**Written problem**: Of all the lines in these entries, how many contain the string "ylabel"? Give only that count.

**Data provided**:
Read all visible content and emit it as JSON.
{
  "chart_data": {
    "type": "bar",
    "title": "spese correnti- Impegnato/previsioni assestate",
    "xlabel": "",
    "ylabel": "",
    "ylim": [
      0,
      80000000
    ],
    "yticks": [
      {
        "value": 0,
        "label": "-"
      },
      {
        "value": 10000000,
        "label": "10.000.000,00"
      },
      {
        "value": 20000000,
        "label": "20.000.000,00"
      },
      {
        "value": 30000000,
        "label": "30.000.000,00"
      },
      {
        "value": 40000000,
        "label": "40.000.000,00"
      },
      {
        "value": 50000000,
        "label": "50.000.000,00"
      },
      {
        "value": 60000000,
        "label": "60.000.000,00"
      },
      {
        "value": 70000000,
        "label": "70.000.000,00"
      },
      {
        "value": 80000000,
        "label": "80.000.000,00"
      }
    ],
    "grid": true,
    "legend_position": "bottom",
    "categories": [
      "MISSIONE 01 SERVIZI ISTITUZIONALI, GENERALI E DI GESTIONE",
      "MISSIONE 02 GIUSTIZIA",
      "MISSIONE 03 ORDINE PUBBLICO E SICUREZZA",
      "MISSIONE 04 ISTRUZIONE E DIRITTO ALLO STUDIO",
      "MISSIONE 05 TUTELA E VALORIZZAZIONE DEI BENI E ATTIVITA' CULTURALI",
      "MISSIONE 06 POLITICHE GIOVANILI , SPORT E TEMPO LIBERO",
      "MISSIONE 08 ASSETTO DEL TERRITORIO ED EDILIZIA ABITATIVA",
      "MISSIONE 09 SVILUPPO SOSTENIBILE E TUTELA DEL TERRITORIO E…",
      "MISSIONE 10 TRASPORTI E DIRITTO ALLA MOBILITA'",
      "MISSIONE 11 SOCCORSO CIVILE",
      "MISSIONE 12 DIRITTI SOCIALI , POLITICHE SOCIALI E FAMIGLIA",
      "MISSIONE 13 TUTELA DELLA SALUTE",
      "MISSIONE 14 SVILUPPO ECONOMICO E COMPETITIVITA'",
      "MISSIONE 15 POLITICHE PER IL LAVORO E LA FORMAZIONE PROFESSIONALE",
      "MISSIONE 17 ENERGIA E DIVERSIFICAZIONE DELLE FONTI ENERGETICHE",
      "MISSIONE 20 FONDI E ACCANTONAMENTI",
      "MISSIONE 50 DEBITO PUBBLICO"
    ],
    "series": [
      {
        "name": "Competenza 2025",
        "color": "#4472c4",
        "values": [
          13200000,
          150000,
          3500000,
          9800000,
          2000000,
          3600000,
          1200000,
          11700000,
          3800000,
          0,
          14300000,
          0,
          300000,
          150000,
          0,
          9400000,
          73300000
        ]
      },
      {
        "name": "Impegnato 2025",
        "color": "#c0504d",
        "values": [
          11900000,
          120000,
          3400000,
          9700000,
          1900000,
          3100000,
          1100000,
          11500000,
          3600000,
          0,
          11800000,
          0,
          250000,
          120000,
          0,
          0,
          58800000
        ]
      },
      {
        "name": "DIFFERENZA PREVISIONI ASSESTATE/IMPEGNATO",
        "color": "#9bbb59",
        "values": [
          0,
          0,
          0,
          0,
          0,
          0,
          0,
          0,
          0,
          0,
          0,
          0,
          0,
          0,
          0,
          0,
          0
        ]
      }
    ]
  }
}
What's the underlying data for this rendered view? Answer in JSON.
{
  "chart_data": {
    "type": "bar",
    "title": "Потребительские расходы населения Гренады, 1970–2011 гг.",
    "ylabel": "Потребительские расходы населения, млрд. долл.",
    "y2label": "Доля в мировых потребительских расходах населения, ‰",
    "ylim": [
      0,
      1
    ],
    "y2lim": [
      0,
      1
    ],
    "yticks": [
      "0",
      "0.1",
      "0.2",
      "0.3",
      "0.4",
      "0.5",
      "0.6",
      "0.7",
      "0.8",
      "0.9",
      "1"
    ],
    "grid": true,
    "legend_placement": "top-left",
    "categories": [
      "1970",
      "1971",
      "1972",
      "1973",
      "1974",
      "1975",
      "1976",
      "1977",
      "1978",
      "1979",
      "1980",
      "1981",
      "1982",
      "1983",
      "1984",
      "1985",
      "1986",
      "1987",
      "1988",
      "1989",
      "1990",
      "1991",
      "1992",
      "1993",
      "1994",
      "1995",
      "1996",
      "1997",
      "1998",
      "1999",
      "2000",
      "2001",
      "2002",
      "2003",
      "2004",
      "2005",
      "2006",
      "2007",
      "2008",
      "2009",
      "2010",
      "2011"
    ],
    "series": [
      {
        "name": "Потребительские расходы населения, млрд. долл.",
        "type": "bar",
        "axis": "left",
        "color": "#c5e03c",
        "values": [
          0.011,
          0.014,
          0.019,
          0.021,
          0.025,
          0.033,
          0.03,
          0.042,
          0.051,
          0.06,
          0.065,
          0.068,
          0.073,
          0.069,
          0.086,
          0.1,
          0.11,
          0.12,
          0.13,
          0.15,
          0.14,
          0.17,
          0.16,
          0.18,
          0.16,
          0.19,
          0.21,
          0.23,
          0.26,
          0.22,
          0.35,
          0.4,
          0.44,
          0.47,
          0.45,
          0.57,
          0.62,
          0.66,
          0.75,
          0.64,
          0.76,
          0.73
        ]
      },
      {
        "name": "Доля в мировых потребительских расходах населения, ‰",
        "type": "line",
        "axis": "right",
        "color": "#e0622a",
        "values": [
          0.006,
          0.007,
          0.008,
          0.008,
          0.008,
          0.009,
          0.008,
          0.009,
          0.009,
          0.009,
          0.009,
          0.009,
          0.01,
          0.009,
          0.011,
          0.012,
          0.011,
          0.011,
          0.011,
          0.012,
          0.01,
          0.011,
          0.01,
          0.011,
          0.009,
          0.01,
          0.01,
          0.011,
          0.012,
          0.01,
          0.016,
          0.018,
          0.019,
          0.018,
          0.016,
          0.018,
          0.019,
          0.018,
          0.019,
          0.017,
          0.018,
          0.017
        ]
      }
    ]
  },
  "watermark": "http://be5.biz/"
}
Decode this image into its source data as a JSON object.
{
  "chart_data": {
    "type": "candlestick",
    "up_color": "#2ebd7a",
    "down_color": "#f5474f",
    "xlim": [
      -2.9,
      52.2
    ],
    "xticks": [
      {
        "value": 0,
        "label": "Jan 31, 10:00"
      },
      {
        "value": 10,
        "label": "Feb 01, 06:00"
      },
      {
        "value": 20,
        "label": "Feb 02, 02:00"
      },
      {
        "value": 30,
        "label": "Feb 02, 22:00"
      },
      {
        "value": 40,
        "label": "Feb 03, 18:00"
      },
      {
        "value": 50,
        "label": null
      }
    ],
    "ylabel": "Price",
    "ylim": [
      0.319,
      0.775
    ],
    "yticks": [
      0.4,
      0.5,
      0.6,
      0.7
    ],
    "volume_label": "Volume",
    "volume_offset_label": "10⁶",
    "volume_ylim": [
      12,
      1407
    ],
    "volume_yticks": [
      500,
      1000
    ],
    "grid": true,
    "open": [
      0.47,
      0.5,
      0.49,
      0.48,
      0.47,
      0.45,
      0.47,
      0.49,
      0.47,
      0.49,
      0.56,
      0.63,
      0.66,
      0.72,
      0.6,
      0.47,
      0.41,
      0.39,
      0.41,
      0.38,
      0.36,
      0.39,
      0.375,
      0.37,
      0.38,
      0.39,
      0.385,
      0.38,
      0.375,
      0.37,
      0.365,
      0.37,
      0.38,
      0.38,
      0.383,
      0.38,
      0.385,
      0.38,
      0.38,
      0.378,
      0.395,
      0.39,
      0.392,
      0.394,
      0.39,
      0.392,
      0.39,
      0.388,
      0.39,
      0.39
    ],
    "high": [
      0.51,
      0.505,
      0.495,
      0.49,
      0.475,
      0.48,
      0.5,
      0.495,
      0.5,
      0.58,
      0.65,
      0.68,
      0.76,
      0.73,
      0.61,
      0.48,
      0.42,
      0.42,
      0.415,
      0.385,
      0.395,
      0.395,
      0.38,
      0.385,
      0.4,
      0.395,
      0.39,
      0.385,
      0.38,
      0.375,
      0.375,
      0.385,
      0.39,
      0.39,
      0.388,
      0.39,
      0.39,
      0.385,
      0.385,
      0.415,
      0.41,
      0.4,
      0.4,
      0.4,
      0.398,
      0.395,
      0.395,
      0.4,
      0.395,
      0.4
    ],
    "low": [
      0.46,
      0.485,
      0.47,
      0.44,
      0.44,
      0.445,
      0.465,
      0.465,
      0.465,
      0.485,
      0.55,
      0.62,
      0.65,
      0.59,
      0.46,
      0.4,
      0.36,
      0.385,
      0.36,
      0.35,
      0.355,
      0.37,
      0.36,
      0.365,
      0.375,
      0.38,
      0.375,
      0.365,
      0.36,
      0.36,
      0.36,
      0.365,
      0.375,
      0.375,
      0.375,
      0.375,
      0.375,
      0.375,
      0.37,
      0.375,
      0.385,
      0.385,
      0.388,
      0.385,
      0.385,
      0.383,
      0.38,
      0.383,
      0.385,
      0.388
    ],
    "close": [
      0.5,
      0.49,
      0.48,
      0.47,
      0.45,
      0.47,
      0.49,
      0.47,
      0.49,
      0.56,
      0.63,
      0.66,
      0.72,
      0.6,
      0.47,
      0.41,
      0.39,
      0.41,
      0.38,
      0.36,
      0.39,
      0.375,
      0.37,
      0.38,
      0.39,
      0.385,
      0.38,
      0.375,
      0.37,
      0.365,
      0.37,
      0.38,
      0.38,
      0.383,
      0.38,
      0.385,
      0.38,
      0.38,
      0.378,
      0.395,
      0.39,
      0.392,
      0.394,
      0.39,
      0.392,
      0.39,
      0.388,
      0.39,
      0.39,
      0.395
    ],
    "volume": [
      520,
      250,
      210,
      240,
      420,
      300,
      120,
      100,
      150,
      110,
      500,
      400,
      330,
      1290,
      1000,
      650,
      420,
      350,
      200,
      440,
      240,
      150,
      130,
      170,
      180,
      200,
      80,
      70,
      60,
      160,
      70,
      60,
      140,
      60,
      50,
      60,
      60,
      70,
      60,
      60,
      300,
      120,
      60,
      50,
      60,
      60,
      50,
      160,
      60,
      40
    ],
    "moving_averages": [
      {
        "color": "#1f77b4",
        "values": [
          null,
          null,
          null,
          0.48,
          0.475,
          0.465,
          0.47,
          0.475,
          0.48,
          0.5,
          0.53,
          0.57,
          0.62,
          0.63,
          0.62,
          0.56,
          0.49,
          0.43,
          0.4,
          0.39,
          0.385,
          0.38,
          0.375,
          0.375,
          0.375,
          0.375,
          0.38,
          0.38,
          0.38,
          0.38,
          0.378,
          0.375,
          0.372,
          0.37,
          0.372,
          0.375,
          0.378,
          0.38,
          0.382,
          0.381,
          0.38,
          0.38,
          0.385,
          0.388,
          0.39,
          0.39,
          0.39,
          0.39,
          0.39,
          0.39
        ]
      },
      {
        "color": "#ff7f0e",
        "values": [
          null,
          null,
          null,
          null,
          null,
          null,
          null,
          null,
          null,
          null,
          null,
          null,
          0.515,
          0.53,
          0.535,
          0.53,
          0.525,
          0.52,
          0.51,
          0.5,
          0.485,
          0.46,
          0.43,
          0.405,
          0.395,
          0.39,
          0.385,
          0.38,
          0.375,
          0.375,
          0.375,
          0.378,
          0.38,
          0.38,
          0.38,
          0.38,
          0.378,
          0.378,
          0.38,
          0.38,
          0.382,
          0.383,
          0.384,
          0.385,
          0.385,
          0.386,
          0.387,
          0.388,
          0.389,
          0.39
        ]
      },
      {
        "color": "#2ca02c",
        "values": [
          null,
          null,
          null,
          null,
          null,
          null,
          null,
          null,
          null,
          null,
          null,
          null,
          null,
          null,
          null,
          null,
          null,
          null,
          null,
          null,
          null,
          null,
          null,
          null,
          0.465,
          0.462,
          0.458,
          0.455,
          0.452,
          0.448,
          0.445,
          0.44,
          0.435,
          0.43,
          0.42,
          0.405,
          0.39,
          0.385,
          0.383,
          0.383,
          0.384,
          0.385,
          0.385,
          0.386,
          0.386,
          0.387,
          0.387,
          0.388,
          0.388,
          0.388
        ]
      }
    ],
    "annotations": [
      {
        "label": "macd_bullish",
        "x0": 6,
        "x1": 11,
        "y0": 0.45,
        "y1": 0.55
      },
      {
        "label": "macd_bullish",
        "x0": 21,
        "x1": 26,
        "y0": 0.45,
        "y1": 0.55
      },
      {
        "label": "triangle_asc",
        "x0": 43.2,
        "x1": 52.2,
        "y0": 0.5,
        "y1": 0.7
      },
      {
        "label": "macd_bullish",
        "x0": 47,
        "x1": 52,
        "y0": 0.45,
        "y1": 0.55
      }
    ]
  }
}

**Task response**: 3